WRITTEN TASK
Locate the lines of the listing below that hold "Waves", then copy each of them.

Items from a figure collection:
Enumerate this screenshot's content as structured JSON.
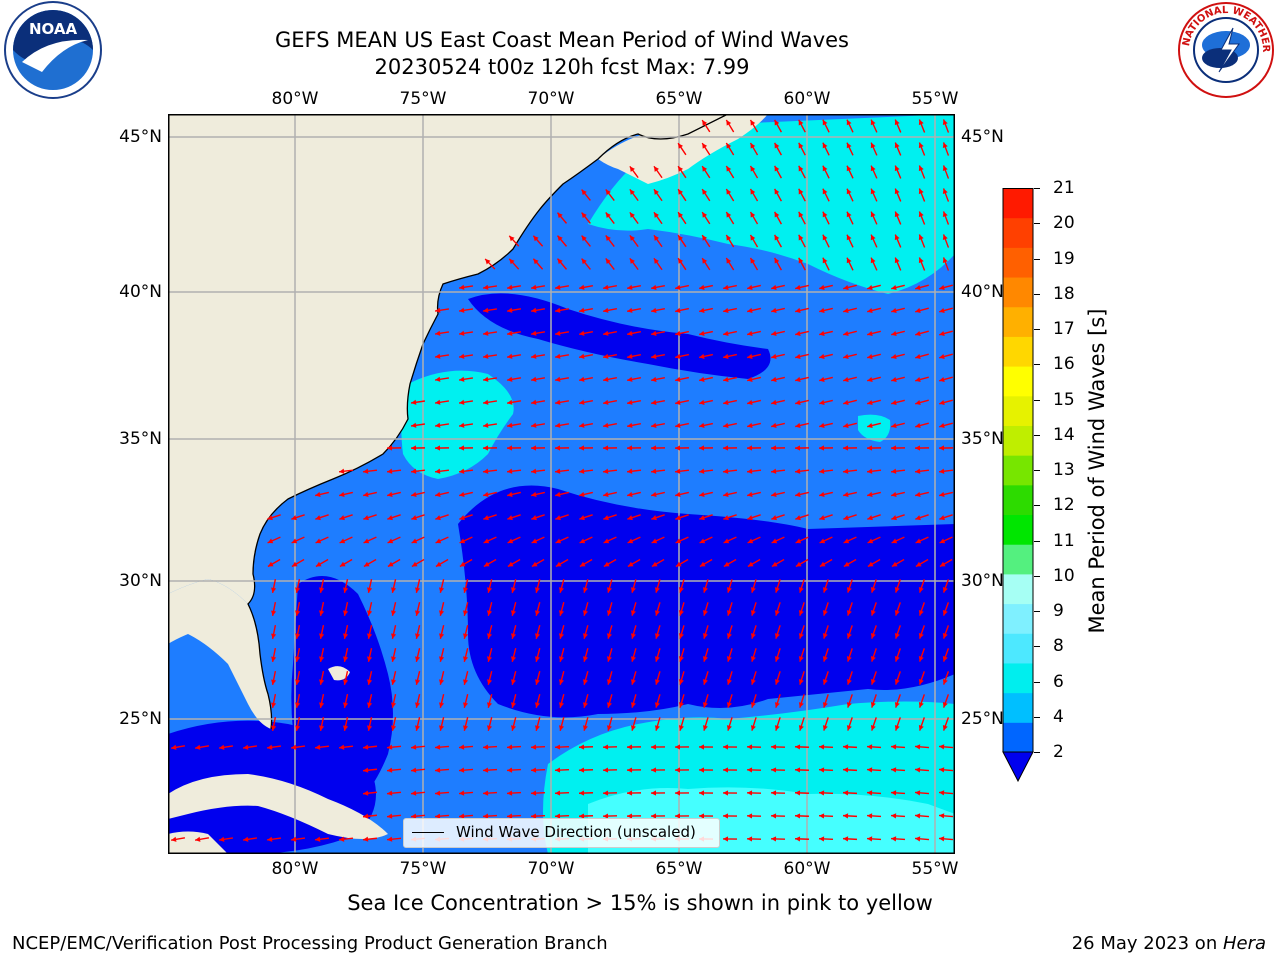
{
  "title": "GEFS MEAN US East Coast Mean Period of Wind Waves",
  "subtitle": "20230524 t00z 120h fcst   Max: 7.99",
  "top_lon_labels": [
    "80°W",
    "75°W",
    "70°W",
    "65°W",
    "60°W",
    "55°W"
  ],
  "bottom_lon_labels": [
    "80°W",
    "75°W",
    "70°W",
    "65°W",
    "60°W",
    "55°W"
  ],
  "left_lat_labels": [
    "45°N",
    "40°N",
    "35°N",
    "30°N",
    "25°N"
  ],
  "right_lat_labels": [
    "45°N",
    "40°N",
    "35°N",
    "30°N",
    "25°N"
  ],
  "legend_label": "Wind Wave Direction (unscaled)",
  "colorbar": {
    "label": "Mean Period of Wind Waves [s]",
    "ticks": [
      "21",
      "20",
      "19",
      "18",
      "17",
      "16",
      "15",
      "14",
      "13",
      "12",
      "11",
      "10",
      "9",
      "8",
      "6",
      "4",
      "2"
    ],
    "levels": [
      2,
      3,
      4,
      5,
      6,
      7,
      8,
      9,
      10,
      11,
      12,
      13,
      14,
      15,
      16,
      17,
      18,
      19,
      20,
      21
    ],
    "colors": [
      "#0066ff",
      "#00bfff",
      "#00eeee",
      "#4de8ff",
      "#7ff0ff",
      "#a6fff4",
      "#54f07f",
      "#00e600",
      "#2ddb00",
      "#77e600",
      "#bfee00",
      "#e6f200",
      "#ffff00",
      "#ffd700",
      "#ffb000",
      "#ff8800",
      "#ff6000",
      "#ff4000",
      "#ff1a00"
    ],
    "under_color": "#0000ee"
  },
  "colors": {
    "land": "#efecdc",
    "ocean_2_4": "#1e7dff",
    "ocean_under_2": "#0000ee",
    "ocean_4_6": "#00f0f0",
    "ocean_6_8": "#45ffff",
    "arrow": "#ff0000",
    "grid": "#b0b0b0"
  },
  "note": "Sea Ice Concentration > 15% is shown in pink to yellow",
  "footer_left": "NCEP/EMC/Verification Post Processing Product Generation Branch",
  "footer_date": "26 May 2023 on ",
  "footer_machine": "Hera",
  "logos": {
    "noaa": "NOAA",
    "nws": "NATIONAL WEATHER SERVICE"
  }
}
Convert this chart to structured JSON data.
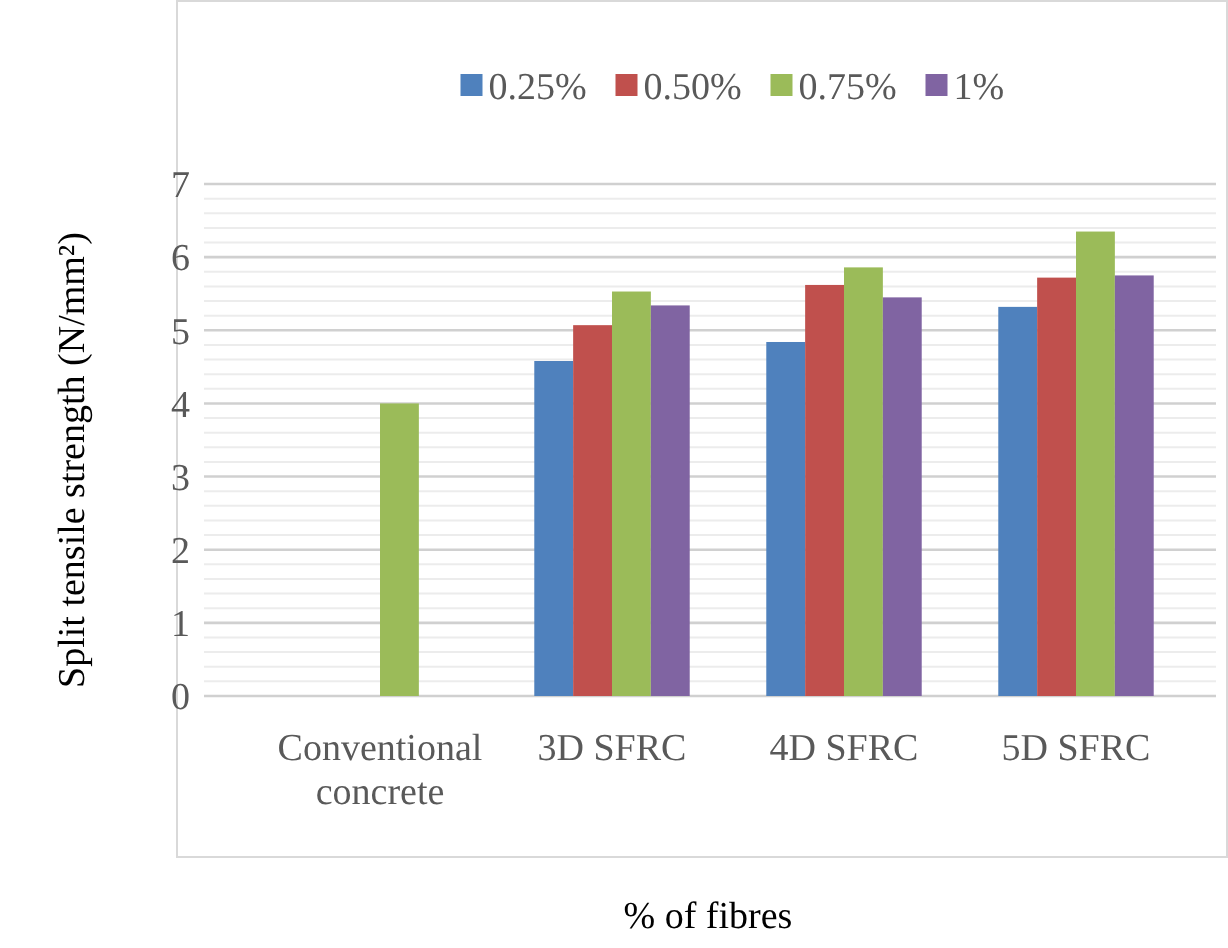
{
  "chart_data": {
    "type": "bar",
    "xlabel": "% of fibres",
    "ylabel": "Split tensile strength (N/mm²)",
    "categories": [
      "Conventional concrete",
      "3D SFRC",
      "4D SFRC",
      "5D SFRC"
    ],
    "series": [
      {
        "name": "0.25%",
        "color": "#4f81bd",
        "values": [
          null,
          4.58,
          4.84,
          5.32
        ]
      },
      {
        "name": "0.50%",
        "color": "#c0504d",
        "values": [
          null,
          5.07,
          5.62,
          5.72
        ]
      },
      {
        "name": "0.75%",
        "color": "#9bbb59",
        "values": [
          4.0,
          5.53,
          5.86,
          6.35
        ]
      },
      {
        "name": "1%",
        "color": "#8064a2",
        "values": [
          null,
          5.34,
          5.45,
          5.75
        ]
      }
    ],
    "ylim": [
      0,
      7
    ],
    "yticks": [
      0,
      {
        "value": 0.2,
        "label": null
      },
      {
        "value": 0.4,
        "label": null
      },
      {
        "value": 0.6,
        "label": null
      },
      {
        "value": 0.8,
        "label": null
      },
      1,
      {
        "value": 1.2,
        "label": null
      },
      {
        "value": 1.4,
        "label": null
      },
      {
        "value": 1.6,
        "label": null
      },
      {
        "value": 1.8,
        "label": null
      },
      2,
      {
        "value": 2.2,
        "label": null
      },
      {
        "value": 2.4,
        "label": null
      },
      {
        "value": 2.6,
        "label": null
      },
      {
        "value": 2.8,
        "label": null
      },
      3,
      {
        "value": 3.2,
        "label": null
      },
      {
        "value": 3.4,
        "label": null
      },
      {
        "value": 3.6,
        "label": null
      },
      {
        "value": 3.8,
        "label": null
      },
      4,
      {
        "value": 4.2,
        "label": null
      },
      {
        "value": 4.4,
        "label": null
      },
      {
        "value": 4.6,
        "label": null
      },
      {
        "value": 4.8,
        "label": null
      },
      5,
      {
        "value": 5.2,
        "label": null
      },
      {
        "value": 5.4,
        "label": null
      },
      {
        "value": 5.6,
        "label": null
      },
      {
        "value": 5.8,
        "label": null
      },
      6,
      {
        "value": 6.2,
        "label": null
      },
      {
        "value": 6.4,
        "label": null
      },
      {
        "value": 6.6,
        "label": null
      },
      {
        "value": 6.8,
        "label": null
      },
      7
    ],
    "grid": "y",
    "legend": "top"
  }
}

WORKED ANSWER
  "title": "GEFS MEAN US East Coast Mean Period of Wind Waves",
    "label": "Mean Period of Wind Waves [s]",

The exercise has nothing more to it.